====== EXERCISE INPUT ======
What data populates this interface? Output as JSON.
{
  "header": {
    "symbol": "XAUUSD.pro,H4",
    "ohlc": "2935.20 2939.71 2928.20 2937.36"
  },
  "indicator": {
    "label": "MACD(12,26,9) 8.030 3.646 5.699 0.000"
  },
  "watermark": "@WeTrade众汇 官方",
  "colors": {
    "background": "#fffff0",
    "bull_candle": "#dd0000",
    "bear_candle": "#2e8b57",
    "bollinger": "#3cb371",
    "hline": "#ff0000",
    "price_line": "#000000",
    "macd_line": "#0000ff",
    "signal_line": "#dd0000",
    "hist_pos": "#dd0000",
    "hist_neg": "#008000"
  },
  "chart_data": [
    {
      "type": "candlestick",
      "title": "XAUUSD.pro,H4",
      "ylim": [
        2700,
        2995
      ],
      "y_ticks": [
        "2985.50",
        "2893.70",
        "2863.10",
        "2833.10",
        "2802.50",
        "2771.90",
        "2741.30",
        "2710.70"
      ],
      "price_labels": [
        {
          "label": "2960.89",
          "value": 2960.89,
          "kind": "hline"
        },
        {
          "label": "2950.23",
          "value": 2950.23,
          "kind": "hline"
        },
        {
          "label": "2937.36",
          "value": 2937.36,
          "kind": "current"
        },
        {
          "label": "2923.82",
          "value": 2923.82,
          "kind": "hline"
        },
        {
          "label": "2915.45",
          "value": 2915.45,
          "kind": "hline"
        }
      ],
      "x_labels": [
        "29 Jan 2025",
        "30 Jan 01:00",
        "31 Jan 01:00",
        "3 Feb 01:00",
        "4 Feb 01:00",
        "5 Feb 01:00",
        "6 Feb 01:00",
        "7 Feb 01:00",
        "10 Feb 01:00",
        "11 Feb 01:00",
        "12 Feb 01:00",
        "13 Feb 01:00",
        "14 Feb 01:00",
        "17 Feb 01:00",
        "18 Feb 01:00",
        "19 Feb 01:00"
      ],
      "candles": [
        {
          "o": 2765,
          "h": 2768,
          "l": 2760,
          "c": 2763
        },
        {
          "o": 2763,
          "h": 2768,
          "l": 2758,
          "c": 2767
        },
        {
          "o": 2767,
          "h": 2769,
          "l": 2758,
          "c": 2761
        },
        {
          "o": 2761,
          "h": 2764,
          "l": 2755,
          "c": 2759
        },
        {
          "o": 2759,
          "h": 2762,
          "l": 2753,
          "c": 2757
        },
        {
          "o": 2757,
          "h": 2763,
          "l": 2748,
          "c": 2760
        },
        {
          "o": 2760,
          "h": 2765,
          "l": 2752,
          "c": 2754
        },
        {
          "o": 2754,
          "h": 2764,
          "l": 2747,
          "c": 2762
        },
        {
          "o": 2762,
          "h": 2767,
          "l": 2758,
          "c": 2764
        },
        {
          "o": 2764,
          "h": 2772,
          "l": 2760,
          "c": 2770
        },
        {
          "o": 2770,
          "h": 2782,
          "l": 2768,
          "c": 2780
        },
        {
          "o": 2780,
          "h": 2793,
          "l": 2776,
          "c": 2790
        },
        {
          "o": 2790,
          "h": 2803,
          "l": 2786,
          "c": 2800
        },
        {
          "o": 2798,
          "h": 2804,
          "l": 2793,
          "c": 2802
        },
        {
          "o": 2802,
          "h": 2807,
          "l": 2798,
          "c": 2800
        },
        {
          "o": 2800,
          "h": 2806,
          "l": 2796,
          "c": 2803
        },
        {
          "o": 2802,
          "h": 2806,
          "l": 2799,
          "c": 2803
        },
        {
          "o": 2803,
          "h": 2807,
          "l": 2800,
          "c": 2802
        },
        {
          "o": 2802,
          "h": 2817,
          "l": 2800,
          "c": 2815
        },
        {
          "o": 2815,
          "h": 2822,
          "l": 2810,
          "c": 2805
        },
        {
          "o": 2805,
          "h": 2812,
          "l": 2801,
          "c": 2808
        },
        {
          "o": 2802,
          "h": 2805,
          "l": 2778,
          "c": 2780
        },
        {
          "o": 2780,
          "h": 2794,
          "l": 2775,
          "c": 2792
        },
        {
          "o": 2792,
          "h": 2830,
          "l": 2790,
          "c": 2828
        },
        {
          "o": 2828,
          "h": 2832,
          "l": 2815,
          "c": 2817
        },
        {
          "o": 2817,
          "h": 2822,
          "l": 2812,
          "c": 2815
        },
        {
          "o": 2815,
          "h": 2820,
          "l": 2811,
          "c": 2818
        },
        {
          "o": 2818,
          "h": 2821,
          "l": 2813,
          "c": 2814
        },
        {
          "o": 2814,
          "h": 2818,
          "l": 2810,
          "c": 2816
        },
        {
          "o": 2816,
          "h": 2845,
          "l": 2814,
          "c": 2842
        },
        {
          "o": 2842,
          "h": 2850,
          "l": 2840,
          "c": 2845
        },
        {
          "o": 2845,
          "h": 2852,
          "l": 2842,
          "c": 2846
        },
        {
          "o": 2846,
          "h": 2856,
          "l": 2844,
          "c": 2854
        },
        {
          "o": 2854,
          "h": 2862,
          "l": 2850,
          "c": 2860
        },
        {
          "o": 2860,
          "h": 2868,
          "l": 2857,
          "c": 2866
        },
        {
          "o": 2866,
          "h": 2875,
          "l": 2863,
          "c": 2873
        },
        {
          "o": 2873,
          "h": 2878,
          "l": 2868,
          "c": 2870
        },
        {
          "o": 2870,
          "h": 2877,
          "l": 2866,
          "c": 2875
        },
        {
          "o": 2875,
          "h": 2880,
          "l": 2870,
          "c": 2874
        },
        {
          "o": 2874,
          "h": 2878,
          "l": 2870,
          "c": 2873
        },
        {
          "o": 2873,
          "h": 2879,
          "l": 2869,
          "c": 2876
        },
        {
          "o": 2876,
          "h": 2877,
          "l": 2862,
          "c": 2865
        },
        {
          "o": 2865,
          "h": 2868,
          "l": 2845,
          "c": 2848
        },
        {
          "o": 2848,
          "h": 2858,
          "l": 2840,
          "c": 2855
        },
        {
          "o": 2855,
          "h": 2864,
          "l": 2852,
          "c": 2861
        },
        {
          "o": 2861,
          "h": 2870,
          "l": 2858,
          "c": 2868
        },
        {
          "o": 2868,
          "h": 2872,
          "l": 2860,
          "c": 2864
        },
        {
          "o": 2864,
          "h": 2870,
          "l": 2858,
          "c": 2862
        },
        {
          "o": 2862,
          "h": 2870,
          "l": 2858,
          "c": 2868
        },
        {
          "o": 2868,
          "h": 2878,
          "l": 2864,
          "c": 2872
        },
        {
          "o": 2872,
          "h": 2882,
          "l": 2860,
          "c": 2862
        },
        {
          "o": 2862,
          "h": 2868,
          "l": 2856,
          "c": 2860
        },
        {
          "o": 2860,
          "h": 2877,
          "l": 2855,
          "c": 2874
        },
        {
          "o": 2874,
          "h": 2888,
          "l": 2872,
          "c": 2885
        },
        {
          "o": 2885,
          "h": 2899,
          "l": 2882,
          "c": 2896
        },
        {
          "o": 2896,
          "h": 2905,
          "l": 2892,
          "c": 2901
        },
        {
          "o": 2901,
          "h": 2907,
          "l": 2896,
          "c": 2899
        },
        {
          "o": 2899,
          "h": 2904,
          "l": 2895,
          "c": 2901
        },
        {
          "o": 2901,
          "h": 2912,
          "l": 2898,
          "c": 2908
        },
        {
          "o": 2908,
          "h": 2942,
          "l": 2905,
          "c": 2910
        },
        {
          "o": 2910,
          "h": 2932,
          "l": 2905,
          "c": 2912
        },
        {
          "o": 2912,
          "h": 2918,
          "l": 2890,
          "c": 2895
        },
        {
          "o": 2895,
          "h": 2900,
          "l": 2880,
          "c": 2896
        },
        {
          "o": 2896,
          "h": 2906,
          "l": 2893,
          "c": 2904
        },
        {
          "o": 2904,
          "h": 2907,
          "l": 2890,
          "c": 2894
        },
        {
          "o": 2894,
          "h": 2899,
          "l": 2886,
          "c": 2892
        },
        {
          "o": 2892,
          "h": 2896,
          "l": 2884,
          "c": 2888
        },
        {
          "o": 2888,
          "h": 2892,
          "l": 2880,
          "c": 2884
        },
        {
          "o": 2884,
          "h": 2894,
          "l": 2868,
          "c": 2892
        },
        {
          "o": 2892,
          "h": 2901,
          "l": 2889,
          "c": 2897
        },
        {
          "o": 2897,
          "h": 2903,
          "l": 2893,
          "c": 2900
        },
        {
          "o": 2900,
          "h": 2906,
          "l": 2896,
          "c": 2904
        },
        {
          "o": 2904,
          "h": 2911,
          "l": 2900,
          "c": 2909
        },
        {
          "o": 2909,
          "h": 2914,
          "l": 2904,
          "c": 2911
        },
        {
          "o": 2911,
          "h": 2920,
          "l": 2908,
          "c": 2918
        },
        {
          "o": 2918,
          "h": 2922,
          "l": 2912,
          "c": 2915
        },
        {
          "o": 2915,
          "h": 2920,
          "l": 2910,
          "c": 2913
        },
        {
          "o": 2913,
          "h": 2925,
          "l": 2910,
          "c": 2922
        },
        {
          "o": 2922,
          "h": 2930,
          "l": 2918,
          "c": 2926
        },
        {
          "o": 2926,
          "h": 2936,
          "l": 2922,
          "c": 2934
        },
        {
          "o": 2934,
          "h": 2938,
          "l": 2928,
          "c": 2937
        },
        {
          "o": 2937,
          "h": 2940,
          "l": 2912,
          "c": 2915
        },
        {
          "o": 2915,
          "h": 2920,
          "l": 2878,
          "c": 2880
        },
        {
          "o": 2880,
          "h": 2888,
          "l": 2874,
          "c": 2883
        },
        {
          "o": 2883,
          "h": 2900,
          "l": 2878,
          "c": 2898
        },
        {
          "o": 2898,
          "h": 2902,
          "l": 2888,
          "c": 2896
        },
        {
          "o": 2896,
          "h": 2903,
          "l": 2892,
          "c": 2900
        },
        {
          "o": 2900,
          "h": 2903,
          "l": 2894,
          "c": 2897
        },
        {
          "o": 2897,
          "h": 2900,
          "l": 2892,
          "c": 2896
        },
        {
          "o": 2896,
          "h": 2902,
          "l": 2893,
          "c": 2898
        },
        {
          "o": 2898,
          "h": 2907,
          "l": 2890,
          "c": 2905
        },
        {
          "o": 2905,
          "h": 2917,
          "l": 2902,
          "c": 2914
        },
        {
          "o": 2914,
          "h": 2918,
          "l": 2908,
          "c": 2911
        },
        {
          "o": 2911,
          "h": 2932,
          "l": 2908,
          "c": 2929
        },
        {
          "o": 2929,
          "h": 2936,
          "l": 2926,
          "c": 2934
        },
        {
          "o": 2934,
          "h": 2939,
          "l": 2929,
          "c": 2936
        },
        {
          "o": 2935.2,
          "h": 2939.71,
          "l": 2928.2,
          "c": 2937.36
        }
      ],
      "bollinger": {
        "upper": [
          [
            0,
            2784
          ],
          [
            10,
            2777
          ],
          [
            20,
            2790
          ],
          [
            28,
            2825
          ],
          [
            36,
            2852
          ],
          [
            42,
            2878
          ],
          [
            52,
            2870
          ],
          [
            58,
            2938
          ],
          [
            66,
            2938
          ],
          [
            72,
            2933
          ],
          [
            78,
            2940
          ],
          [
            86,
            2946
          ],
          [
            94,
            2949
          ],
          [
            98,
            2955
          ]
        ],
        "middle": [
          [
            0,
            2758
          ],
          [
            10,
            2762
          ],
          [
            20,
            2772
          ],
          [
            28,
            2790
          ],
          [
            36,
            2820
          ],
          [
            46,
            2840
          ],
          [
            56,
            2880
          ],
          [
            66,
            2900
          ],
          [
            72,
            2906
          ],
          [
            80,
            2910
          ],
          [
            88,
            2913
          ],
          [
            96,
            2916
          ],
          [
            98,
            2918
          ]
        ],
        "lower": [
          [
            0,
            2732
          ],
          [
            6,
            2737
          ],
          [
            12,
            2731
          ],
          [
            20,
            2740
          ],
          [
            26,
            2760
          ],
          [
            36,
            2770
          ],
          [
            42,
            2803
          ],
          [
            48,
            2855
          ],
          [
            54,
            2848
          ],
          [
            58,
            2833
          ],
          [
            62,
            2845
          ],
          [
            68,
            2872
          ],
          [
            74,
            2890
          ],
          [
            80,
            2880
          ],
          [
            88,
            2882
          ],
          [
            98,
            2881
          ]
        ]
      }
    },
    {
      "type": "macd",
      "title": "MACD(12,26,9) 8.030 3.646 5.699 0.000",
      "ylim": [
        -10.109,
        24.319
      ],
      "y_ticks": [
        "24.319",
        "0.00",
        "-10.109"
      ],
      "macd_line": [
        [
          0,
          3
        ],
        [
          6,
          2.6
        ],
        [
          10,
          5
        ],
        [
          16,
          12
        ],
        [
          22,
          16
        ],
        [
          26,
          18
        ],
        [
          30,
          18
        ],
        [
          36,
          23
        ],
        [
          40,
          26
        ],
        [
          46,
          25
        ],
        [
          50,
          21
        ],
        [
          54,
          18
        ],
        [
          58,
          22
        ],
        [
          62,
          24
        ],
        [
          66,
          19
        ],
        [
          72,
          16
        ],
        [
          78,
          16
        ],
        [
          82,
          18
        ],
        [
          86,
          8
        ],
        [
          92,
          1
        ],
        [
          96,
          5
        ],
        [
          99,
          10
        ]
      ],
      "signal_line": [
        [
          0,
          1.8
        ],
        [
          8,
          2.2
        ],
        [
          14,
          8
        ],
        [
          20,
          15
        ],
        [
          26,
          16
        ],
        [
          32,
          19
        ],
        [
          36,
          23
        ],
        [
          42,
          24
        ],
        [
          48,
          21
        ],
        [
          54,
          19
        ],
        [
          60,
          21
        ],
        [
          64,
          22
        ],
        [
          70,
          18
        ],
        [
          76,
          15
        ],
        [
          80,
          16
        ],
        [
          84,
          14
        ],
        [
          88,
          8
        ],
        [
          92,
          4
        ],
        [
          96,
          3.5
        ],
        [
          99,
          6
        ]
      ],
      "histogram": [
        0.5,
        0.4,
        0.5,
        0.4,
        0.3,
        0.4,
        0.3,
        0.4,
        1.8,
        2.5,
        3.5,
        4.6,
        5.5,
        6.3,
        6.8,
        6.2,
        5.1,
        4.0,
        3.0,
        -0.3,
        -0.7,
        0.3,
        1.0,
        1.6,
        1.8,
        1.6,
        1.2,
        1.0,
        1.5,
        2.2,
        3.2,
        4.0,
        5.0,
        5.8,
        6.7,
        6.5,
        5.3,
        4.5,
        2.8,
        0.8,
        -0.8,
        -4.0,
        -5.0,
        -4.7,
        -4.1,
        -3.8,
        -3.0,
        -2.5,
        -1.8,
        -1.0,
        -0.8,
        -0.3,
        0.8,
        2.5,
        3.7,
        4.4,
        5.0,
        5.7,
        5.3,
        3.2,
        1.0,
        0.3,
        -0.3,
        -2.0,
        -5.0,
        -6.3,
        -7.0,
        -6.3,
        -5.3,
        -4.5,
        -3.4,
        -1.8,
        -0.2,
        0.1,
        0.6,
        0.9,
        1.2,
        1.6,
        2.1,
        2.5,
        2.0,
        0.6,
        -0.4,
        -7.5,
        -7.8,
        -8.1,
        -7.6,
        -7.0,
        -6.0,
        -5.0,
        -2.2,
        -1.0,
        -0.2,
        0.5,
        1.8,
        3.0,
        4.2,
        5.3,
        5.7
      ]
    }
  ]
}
======
REQUEST -> Pick each line holding the word "XAUUSD" out of the data and copy it.

EXERCISE RESULT ->
    "symbol": "XAUUSD.pro,H4",
      "title": "XAUUSD.pro,H4",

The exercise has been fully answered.